##### Extracted material

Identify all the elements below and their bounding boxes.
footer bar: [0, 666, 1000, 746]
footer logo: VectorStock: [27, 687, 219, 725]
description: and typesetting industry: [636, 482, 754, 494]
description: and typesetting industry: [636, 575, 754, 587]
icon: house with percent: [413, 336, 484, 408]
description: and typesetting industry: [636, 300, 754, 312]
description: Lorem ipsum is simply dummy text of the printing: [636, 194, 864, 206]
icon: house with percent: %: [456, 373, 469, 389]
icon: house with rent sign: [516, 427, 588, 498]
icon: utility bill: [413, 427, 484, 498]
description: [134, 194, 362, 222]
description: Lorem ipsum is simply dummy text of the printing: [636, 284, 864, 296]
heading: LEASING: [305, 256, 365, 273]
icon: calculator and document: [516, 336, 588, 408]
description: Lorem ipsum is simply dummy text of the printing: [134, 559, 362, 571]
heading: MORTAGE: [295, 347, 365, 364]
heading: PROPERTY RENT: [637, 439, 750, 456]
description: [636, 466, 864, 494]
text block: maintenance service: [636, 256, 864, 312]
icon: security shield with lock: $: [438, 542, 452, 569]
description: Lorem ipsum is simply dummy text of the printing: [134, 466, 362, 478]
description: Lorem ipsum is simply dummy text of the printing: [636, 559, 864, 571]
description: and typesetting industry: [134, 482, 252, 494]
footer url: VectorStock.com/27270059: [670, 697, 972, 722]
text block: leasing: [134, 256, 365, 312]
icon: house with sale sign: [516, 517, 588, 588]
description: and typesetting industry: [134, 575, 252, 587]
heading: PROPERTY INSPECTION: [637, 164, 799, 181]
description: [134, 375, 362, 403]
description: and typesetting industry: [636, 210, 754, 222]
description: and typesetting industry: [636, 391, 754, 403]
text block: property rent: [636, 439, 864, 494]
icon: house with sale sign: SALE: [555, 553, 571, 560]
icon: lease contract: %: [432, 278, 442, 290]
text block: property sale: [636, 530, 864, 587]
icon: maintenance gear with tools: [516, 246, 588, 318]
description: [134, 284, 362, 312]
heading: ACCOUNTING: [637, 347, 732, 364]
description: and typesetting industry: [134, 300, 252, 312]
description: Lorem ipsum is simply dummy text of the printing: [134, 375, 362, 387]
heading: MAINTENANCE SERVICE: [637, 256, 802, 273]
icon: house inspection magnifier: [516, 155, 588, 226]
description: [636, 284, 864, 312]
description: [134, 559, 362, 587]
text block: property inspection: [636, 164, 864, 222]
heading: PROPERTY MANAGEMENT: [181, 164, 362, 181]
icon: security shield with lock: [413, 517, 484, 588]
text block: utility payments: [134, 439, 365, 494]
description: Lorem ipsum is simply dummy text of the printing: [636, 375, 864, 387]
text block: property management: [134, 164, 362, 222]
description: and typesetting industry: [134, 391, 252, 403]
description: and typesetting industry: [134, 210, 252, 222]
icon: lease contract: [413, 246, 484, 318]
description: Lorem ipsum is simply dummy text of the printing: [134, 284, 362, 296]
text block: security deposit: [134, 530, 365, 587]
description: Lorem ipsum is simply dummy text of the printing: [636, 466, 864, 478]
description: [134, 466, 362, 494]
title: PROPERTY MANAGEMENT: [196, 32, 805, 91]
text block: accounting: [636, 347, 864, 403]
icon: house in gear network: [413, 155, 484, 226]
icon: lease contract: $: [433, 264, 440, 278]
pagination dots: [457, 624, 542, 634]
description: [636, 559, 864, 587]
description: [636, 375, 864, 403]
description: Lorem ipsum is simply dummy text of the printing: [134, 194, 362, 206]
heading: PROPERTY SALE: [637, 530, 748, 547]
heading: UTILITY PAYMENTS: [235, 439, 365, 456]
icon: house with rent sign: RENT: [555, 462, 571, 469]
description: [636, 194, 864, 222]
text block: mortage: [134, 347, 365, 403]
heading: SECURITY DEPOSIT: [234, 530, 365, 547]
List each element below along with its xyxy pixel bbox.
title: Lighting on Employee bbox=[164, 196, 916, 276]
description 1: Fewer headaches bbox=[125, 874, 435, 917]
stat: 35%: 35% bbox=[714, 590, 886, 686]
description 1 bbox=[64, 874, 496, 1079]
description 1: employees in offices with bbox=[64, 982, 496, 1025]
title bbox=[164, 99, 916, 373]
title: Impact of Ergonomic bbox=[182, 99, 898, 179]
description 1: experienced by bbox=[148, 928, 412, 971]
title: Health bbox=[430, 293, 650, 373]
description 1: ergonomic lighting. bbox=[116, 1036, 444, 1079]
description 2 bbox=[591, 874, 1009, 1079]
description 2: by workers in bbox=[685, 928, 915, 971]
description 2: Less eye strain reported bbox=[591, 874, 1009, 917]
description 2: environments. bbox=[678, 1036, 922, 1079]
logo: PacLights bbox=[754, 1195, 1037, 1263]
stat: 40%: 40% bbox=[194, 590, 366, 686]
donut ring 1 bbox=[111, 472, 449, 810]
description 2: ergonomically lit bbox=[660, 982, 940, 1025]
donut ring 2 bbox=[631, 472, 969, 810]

##########

# Task description:
Reproduce every item above, replacing each occurrence of "typesetting industry" with "publishing industry" and keeping all other text and coordinates unchanged.

# Reply to the exercise:
Identify all the elements below and their bounding boxes.
footer bar: [0, 666, 1000, 746]
footer logo: VectorStock: [27, 687, 219, 725]
description: and publishing industry: [636, 482, 754, 494]
description: and publishing industry: [636, 575, 754, 587]
icon: house with percent: [413, 336, 484, 408]
description: and publishing industry: [636, 300, 754, 312]
description: Lorem ipsum is simply dummy text of the printing: [636, 194, 864, 206]
icon: house with percent: %: [456, 373, 469, 389]
icon: house with rent sign: [516, 427, 588, 498]
icon: utility bill: [413, 427, 484, 498]
description: [134, 194, 362, 222]
description: Lorem ipsum is simply dummy text of the printing: [636, 284, 864, 296]
heading: LEASING: [305, 256, 365, 273]
icon: calculator and document: [516, 336, 588, 408]
description: Lorem ipsum is simply dummy text of the printing: [134, 559, 362, 571]
heading: MORTAGE: [295, 347, 365, 364]
heading: PROPERTY RENT: [637, 439, 750, 456]
description: [636, 466, 864, 494]
text block: maintenance service: [636, 256, 864, 312]
icon: security shield with lock: $: [438, 542, 452, 569]
description: Lorem ipsum is simply dummy text of the printing: [134, 466, 362, 478]
description: Lorem ipsum is simply dummy text of the printing: [636, 559, 864, 571]
description: and publishing industry: [134, 482, 252, 494]
footer url: VectorStock.com/27270059: [670, 697, 972, 722]
text block: leasing: [134, 256, 365, 312]
icon: house with sale sign: [516, 517, 588, 588]
description: and publishing industry: [134, 575, 252, 587]
heading: PROPERTY INSPECTION: [637, 164, 799, 181]
description: [134, 375, 362, 403]
description: and publishing industry: [636, 210, 754, 222]
description: and publishing industry: [636, 391, 754, 403]
text block: property rent: [636, 439, 864, 494]
icon: house with sale sign: SALE: [555, 553, 571, 560]
icon: lease contract: %: [432, 278, 442, 290]
text block: property sale: [636, 530, 864, 587]
icon: maintenance gear with tools: [516, 246, 588, 318]
description: [134, 284, 362, 312]
heading: ACCOUNTING: [637, 347, 732, 364]
description: and publishing industry: [134, 300, 252, 312]
description: Lorem ipsum is simply dummy text of the printing: [134, 375, 362, 387]
heading: MAINTENANCE SERVICE: [637, 256, 802, 273]
icon: house inspection magnifier: [516, 155, 588, 226]
description: [636, 284, 864, 312]
description: [134, 559, 362, 587]
text block: property inspection: [636, 164, 864, 222]
heading: PROPERTY MANAGEMENT: [181, 164, 362, 181]
icon: security shield with lock: [413, 517, 484, 588]
text block: utility payments: [134, 439, 365, 494]
description: Lorem ipsum is simply dummy text of the printing: [636, 375, 864, 387]
text block: property management: [134, 164, 362, 222]
description: and publishing industry: [134, 391, 252, 403]
description: and publishing industry: [134, 210, 252, 222]
icon: lease contract: [413, 246, 484, 318]
description: Lorem ipsum is simply dummy text of the printing: [134, 284, 362, 296]
text block: security deposit: [134, 530, 365, 587]
description: Lorem ipsum is simply dummy text of the printing: [636, 466, 864, 478]
description: [134, 466, 362, 494]
title: PROPERTY MANAGEMENT: [196, 32, 805, 91]
text block: accounting: [636, 347, 864, 403]
icon: house in gear network: [413, 155, 484, 226]
icon: lease contract: $: [433, 264, 440, 278]
pagination dots: [457, 624, 542, 634]
description: [636, 559, 864, 587]
description: [636, 375, 864, 403]
description: Lorem ipsum is simply dummy text of the printing: [134, 194, 362, 206]
heading: PROPERTY SALE: [637, 530, 748, 547]
heading: UTILITY PAYMENTS: [235, 439, 365, 456]
icon: house with rent sign: RENT: [555, 462, 571, 469]
description: [636, 194, 864, 222]
text block: mortage: [134, 347, 365, 403]
heading: SECURITY DEPOSIT: [234, 530, 365, 547]
List each element below along with its xyxy pixel bbox.
title: Lighting on Employee bbox=[164, 196, 916, 276]
description 1: Fewer headaches bbox=[125, 874, 435, 917]
stat: 35%: 35% bbox=[714, 590, 886, 686]
description 1 bbox=[64, 874, 496, 1079]
description 1: employees in offices with bbox=[64, 982, 496, 1025]
title bbox=[164, 99, 916, 373]
title: Impact of Ergonomic bbox=[182, 99, 898, 179]
description 1: experienced by bbox=[148, 928, 412, 971]
title: Health bbox=[430, 293, 650, 373]
description 1: ergonomic lighting. bbox=[116, 1036, 444, 1079]
description 2 bbox=[591, 874, 1009, 1079]
description 2: by workers in bbox=[685, 928, 915, 971]
description 2: Less eye strain reported bbox=[591, 874, 1009, 917]
description 2: environments. bbox=[678, 1036, 922, 1079]
logo: PacLights bbox=[754, 1195, 1037, 1263]
stat: 40%: 40% bbox=[194, 590, 366, 686]
donut ring 1 bbox=[111, 472, 449, 810]
description 2: ergonomically lit bbox=[660, 982, 940, 1025]
donut ring 2 bbox=[631, 472, 969, 810]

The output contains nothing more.